» **Exercise directions**: Find each line containing the string "interface" and return it.

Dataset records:
┌────────

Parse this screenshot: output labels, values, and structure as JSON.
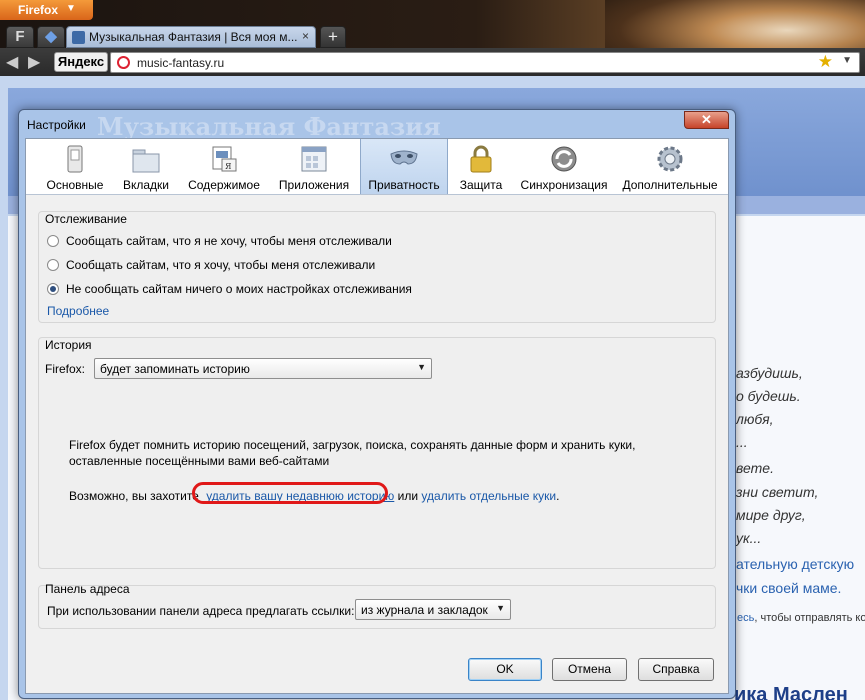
{
  "browser": {
    "menu_label": "Firefox",
    "tab_title": "Музыкальная Фантазия | Вся моя м...",
    "tab_close": "×",
    "new_tab": "+",
    "search_engine": "Яндекс",
    "url": "music-fantasy.ru"
  },
  "page": {
    "dialog_ghost_text": "Музыкальная Фантазия",
    "poem_lines": [
      "азбудишь,",
      "о будешь.",
      "любя,",
      "...",
      "вете.",
      "зни светит,",
      "мире друг,",
      "ук..."
    ],
    "link_lines": [
      "ательную детскую",
      "чки своей маме."
    ],
    "footer_link": "есь",
    "footer_rest": ", чтобы отправлять ко",
    "big_title": "ика Маслен"
  },
  "dialog": {
    "title": "Настройки",
    "close_label": "✕",
    "categories": [
      {
        "label": "Основные",
        "icon": "general-switch-icon"
      },
      {
        "label": "Вкладки",
        "icon": "tabs-folder-icon"
      },
      {
        "label": "Содержимое",
        "icon": "content-page-icon"
      },
      {
        "label": "Приложения",
        "icon": "applications-icon"
      },
      {
        "label": "Приватность",
        "icon": "privacy-mask-icon"
      },
      {
        "label": "Защита",
        "icon": "security-lock-icon"
      },
      {
        "label": "Синхронизация",
        "icon": "sync-icon"
      },
      {
        "label": "Дополнительные",
        "icon": "advanced-gear-icon"
      }
    ],
    "active_category": "Приватность",
    "tracking": {
      "title": "Отслеживание",
      "options": [
        "Сообщать сайтам, что я не хочу, чтобы меня отслеживали",
        "Сообщать сайтам, что я хочу, чтобы меня отслеживали",
        "Не сообщать сайтам ничего о моих настройках отслеживания"
      ],
      "selected_index": 2,
      "more_link": "Подробнее"
    },
    "history": {
      "title": "История",
      "firefox_label": "Firefox:",
      "mode_value": "будет запоминать историю",
      "description_line1": "Firefox будет помнить историю посещений, загрузок, поиска, сохранять данные форм и хранить куки,",
      "description_line2": "оставленные посещёнными вами веб-сайтами",
      "suggest_prefix": "Возможно, вы захотите",
      "clear_recent_link": "удалить вашу недавнюю историю",
      "suggest_or": "или",
      "remove_cookies_link": "удалить отдельные куки",
      "suggest_end": "."
    },
    "address_bar": {
      "title": "Панель адреса",
      "label": "При использовании панели адреса предлагать ссылки:",
      "value": "из журнала и закладок"
    },
    "buttons": {
      "ok": "OK",
      "cancel": "Отмена",
      "help": "Справка"
    },
    "accent_colors": {
      "highlight_ring": "#e01818",
      "link": "#1a58a8"
    }
  }
}
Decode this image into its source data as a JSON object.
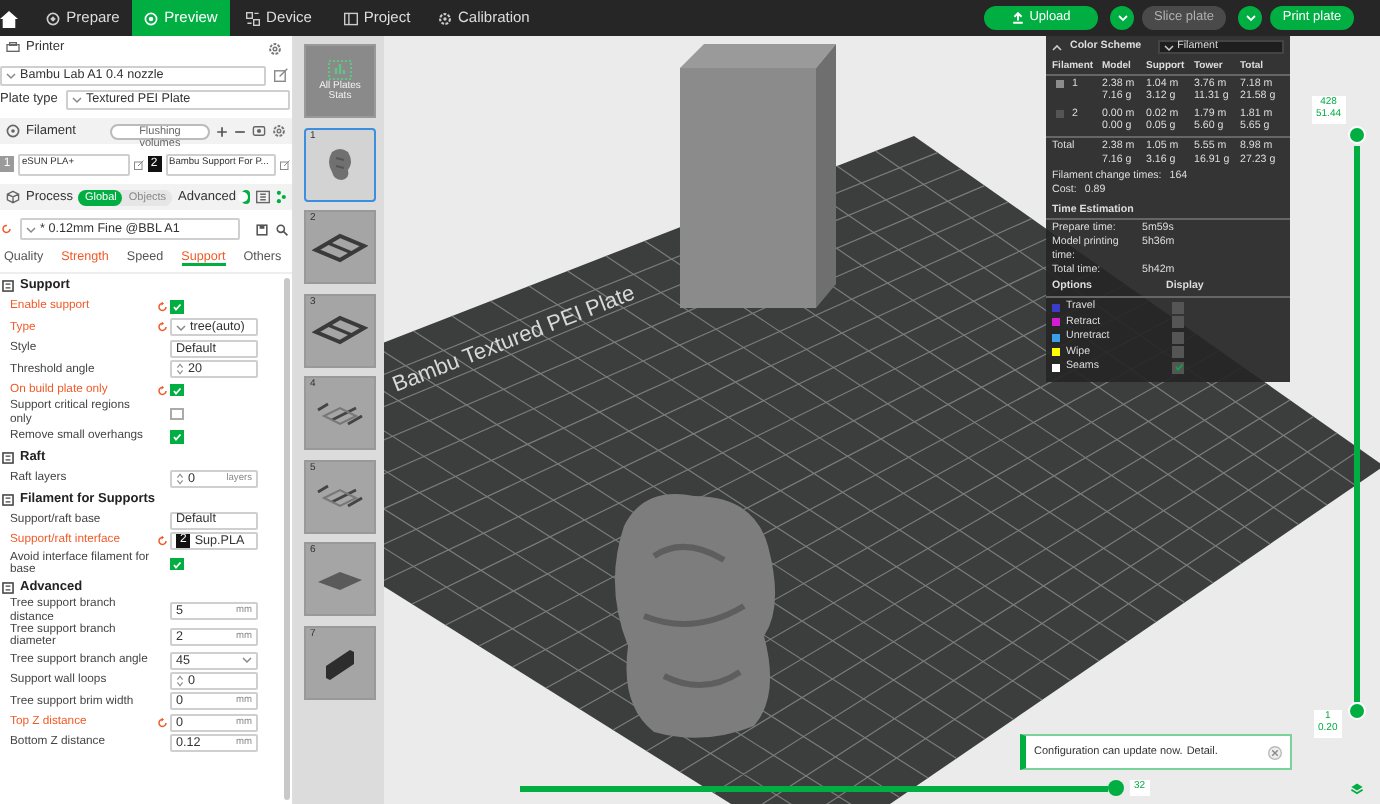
{
  "top_bar": {
    "tabs": [
      {
        "label": "Prepare",
        "selected": false
      },
      {
        "label": "Preview",
        "selected": true
      },
      {
        "label": "Device",
        "selected": false
      },
      {
        "label": "Project",
        "selected": false
      },
      {
        "label": "Calibration",
        "selected": false
      }
    ],
    "buttons": [
      {
        "kind": "upload",
        "label": "Upload",
        "disabled": false
      },
      {
        "kind": "split",
        "label": "Slice plate",
        "disabled": true
      },
      {
        "kind": "split",
        "label": "Print plate",
        "disabled": false
      }
    ]
  },
  "printer": {
    "title": "Printer",
    "preset": "Bambu Lab A1 0.4 nozzle",
    "plate_type_label": "Plate type",
    "plate_type": "Textured PEI Plate"
  },
  "filament": {
    "title": "Filament",
    "flushing_button": "Flushing volumes",
    "items": [
      {
        "index": "1",
        "name": "eSUN PLA+",
        "color": "#9a9a9a"
      },
      {
        "index": "2",
        "name": "Bambu Support For P...",
        "color": "#111111"
      }
    ]
  },
  "process": {
    "title": "Process",
    "scope": [
      {
        "label": "Global",
        "selected": true
      },
      {
        "label": "Objects",
        "selected": false
      }
    ],
    "advanced_label": "Advanced",
    "advanced_on": true,
    "preset": "* 0.12mm Fine @BBL A1",
    "tabs": [
      {
        "label": "Quality",
        "selected": false,
        "modified": false
      },
      {
        "label": "Strength",
        "selected": false,
        "modified": true
      },
      {
        "label": "Speed",
        "selected": false,
        "modified": false
      },
      {
        "label": "Support",
        "selected": true,
        "modified": true
      },
      {
        "label": "Others",
        "selected": false,
        "modified": false
      }
    ]
  },
  "settings": [
    {
      "title": "Support",
      "items": [
        {
          "kind": "checkbox",
          "label": "Enable support",
          "modified": true,
          "checked": true
        },
        {
          "kind": "select",
          "label": "Type",
          "modified": true,
          "value": "tree(auto)"
        },
        {
          "kind": "select",
          "label": "Style",
          "modified": false,
          "value": "Default"
        },
        {
          "kind": "spin",
          "label": "Threshold angle",
          "modified": false,
          "value": "20"
        },
        {
          "kind": "checkbox",
          "label": "On build plate only",
          "modified": true,
          "checked": true
        },
        {
          "kind": "checkbox",
          "label": "Support critical regions only",
          "modified": false,
          "checked": false
        },
        {
          "kind": "checkbox",
          "label": "Remove small overhangs",
          "modified": false,
          "checked": true
        }
      ]
    },
    {
      "title": "Raft",
      "items": [
        {
          "kind": "spin",
          "label": "Raft layers",
          "modified": false,
          "value": "0",
          "unit": "layers"
        }
      ]
    },
    {
      "title": "Filament for Supports",
      "items": [
        {
          "kind": "select",
          "label": "Support/raft base",
          "modified": false,
          "value": "Default"
        },
        {
          "kind": "filament",
          "label": "Support/raft interface",
          "modified": true,
          "badge": "2",
          "value": "Sup.PLA"
        },
        {
          "kind": "checkbox",
          "label": "Avoid interface filament for base",
          "modified": false,
          "checked": true
        }
      ]
    },
    {
      "title": "Advanced",
      "items": [
        {
          "kind": "input",
          "label": "Tree support branch distance",
          "modified": false,
          "value": "5",
          "unit": "mm"
        },
        {
          "kind": "input",
          "label": "Tree support branch diameter",
          "modified": false,
          "value": "2",
          "unit": "mm"
        },
        {
          "kind": "combo",
          "label": "Tree support branch angle",
          "modified": false,
          "value": "45"
        },
        {
          "kind": "spin",
          "label": "Support wall loops",
          "modified": false,
          "value": "0"
        },
        {
          "kind": "input",
          "label": "Tree support brim width",
          "modified": false,
          "value": "0",
          "unit": "mm"
        },
        {
          "kind": "input",
          "label": "Top Z distance",
          "modified": true,
          "value": "0",
          "unit": "mm"
        },
        {
          "kind": "input",
          "label": "Bottom Z distance",
          "modified": false,
          "value": "0.12",
          "unit": "mm"
        }
      ]
    }
  ],
  "plates": [
    {
      "kind": "stats",
      "label": "All Plates Stats",
      "selected": false
    },
    {
      "kind": "figure",
      "label": "1",
      "selected": true
    },
    {
      "kind": "frame",
      "label": "2",
      "selected": false
    },
    {
      "kind": "frame",
      "label": "3",
      "selected": false
    },
    {
      "kind": "flat",
      "label": "4",
      "selected": false
    },
    {
      "kind": "flat",
      "label": "5",
      "selected": false
    },
    {
      "kind": "slab",
      "label": "6",
      "selected": false
    },
    {
      "kind": "block",
      "label": "7",
      "selected": false
    }
  ],
  "viewport": {
    "bed_label": "Bambu Textured PEI Plate"
  },
  "color_scheme": {
    "title": "Color Scheme",
    "mode": "Filament",
    "columns": [
      "Filament",
      "Model",
      "Support",
      "Tower",
      "Total"
    ],
    "filaments": [
      {
        "index": "1",
        "color": "#8c8c8c",
        "cells": [
          [
            "2.38 m",
            "7.16 g"
          ],
          [
            "1.04 m",
            "3.12 g"
          ],
          [
            "3.76 m",
            "11.31 g"
          ],
          [
            "7.18 m",
            "21.58 g"
          ]
        ]
      },
      {
        "index": "2",
        "color": "#555555",
        "cells": [
          [
            "0.00 m",
            "0.00 g"
          ],
          [
            "0.02 m",
            "0.05 g"
          ],
          [
            "1.79 m",
            "5.60 g"
          ],
          [
            "1.81 m",
            "5.65 g"
          ]
        ]
      }
    ],
    "total": {
      "label": "Total",
      "cells": [
        [
          "2.38 m",
          "7.16 g"
        ],
        [
          "1.05 m",
          "3.16 g"
        ],
        [
          "5.55 m",
          "16.91 g"
        ],
        [
          "8.98 m",
          "27.23 g"
        ]
      ]
    },
    "stats": [
      {
        "label": "Filament change times:",
        "value": "164"
      },
      {
        "label": "Cost:",
        "value": "0.89"
      }
    ],
    "time_title": "Time Estimation",
    "times": [
      {
        "label": "Prepare time:",
        "value": "5m59s"
      },
      {
        "label": "Model printing time:",
        "value": "5h36m"
      },
      {
        "label": "Total time:",
        "value": "5h42m"
      }
    ],
    "options_header": "Options",
    "display_header": "Display",
    "options": [
      {
        "label": "Travel",
        "color": "#3c3cc8",
        "checked": false
      },
      {
        "label": "Retract",
        "color": "#d21ed2",
        "checked": false
      },
      {
        "label": "Unretract",
        "color": "#3aa0e6",
        "checked": false
      },
      {
        "label": "Wipe",
        "color": "#ffff00",
        "checked": false
      },
      {
        "label": "Seams",
        "color": "#ffffff",
        "checked": true
      }
    ]
  },
  "layer_slider": {
    "level": 1,
    "top_label": [
      "428",
      "51.44"
    ],
    "bottom_label": [
      "1",
      "0.20"
    ]
  },
  "move_slider": {
    "level": 1,
    "label": "32"
  },
  "notification": {
    "text": "Configuration can update now.",
    "link": "Detail."
  }
}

└────────

» **Full answer**:
          "label": "Support/raft interface",
          "label": "Avoid interface filament for base",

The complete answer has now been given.